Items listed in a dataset

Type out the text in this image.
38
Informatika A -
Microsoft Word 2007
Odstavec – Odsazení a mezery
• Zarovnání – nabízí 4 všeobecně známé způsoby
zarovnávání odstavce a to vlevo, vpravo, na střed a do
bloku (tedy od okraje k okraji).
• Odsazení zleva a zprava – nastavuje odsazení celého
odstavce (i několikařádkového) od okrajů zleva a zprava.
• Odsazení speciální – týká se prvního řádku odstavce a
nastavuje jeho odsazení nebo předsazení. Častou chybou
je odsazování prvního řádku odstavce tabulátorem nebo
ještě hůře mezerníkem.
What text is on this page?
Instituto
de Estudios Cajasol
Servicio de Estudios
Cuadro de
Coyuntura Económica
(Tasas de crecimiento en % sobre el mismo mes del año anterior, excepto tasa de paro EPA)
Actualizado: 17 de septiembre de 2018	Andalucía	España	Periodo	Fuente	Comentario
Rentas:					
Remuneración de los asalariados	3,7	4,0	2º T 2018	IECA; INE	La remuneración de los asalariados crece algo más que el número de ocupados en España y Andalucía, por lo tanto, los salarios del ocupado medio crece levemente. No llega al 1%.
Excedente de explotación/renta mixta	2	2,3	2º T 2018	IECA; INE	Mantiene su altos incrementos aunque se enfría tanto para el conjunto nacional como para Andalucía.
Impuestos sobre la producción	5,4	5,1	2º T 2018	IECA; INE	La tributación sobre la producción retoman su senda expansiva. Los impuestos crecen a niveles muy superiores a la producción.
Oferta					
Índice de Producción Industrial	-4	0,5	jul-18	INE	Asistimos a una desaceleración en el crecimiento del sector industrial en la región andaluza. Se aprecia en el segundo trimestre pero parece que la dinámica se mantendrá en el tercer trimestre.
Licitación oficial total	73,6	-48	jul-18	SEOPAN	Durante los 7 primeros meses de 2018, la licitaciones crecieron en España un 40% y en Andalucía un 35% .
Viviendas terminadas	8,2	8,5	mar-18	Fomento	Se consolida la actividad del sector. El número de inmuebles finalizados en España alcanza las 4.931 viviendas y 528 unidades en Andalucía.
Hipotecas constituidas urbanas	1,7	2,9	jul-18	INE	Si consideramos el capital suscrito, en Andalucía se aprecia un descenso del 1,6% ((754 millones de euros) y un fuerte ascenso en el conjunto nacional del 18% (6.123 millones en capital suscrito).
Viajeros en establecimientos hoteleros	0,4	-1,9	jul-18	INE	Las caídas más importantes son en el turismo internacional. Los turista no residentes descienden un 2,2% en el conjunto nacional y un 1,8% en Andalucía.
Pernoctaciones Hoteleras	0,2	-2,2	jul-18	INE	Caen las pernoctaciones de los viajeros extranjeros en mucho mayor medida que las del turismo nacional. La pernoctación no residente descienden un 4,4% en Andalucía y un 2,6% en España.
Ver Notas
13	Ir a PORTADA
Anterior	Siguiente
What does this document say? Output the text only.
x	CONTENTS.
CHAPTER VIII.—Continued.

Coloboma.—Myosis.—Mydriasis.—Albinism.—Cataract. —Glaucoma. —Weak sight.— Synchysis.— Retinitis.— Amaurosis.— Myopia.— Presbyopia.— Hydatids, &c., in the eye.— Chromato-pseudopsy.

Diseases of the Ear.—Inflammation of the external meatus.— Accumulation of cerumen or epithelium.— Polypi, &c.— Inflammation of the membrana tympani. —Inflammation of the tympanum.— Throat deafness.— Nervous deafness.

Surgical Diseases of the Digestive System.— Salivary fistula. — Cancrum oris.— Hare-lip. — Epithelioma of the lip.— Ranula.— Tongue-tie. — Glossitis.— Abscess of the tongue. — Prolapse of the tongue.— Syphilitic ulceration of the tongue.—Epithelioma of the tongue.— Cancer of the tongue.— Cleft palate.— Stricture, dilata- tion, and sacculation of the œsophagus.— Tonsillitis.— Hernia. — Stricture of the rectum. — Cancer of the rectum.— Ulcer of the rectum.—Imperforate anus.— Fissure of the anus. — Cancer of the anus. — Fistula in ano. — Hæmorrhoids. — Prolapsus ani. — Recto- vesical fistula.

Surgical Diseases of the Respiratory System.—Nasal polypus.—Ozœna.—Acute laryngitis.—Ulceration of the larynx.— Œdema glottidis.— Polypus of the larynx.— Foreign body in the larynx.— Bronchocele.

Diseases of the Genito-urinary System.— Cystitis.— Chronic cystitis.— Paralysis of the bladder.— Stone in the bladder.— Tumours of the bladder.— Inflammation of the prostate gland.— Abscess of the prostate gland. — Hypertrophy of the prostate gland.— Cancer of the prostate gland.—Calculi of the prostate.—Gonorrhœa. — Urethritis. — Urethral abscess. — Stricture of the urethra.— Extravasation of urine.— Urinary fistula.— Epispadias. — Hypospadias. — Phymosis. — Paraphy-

▶ REQUIRED TASK: Copy all the lines above that hold the string "this".

▶ THE RESULT:
Type out the text in this image.
What text is on this page?
What does this document say? Output the text only.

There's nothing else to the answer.